▶ _Do this_: Identify each line in the records below that contains the word "Kanalizace", and copy it.

····················

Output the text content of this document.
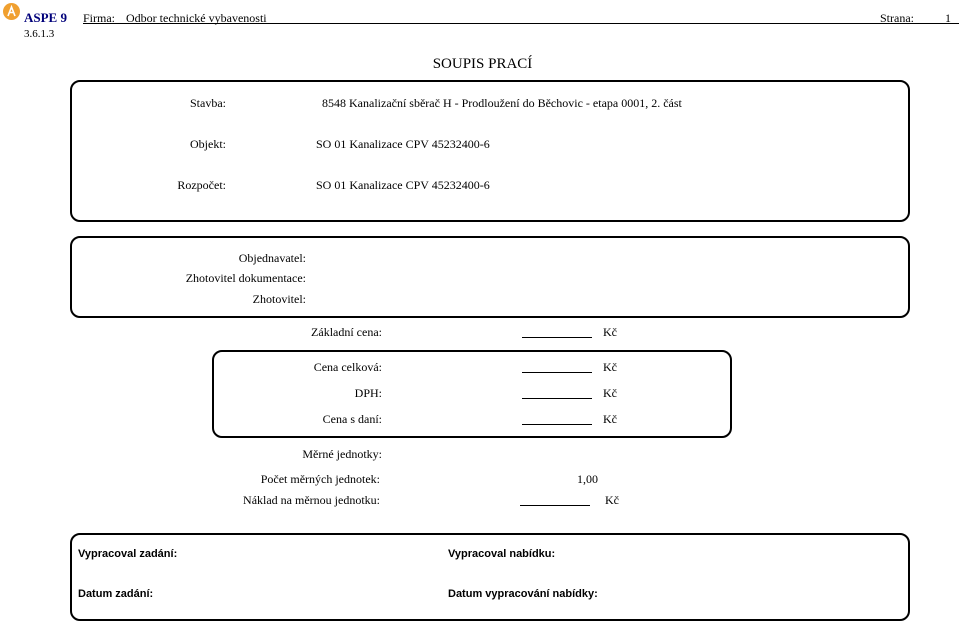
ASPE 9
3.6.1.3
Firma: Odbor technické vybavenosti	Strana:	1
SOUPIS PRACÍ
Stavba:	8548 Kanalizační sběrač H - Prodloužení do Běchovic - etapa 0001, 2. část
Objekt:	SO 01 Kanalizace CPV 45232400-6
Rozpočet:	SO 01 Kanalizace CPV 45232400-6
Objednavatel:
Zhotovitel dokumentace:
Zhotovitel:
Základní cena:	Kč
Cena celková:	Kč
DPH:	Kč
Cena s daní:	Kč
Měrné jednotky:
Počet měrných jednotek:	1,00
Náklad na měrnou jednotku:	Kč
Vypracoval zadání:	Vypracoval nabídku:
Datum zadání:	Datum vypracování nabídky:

····················

▶ _Exercise answer_:
Objekt:	SO 01 Kanalizace CPV 45232400-6
Rozpočet:	SO 01 Kanalizace CPV 45232400-6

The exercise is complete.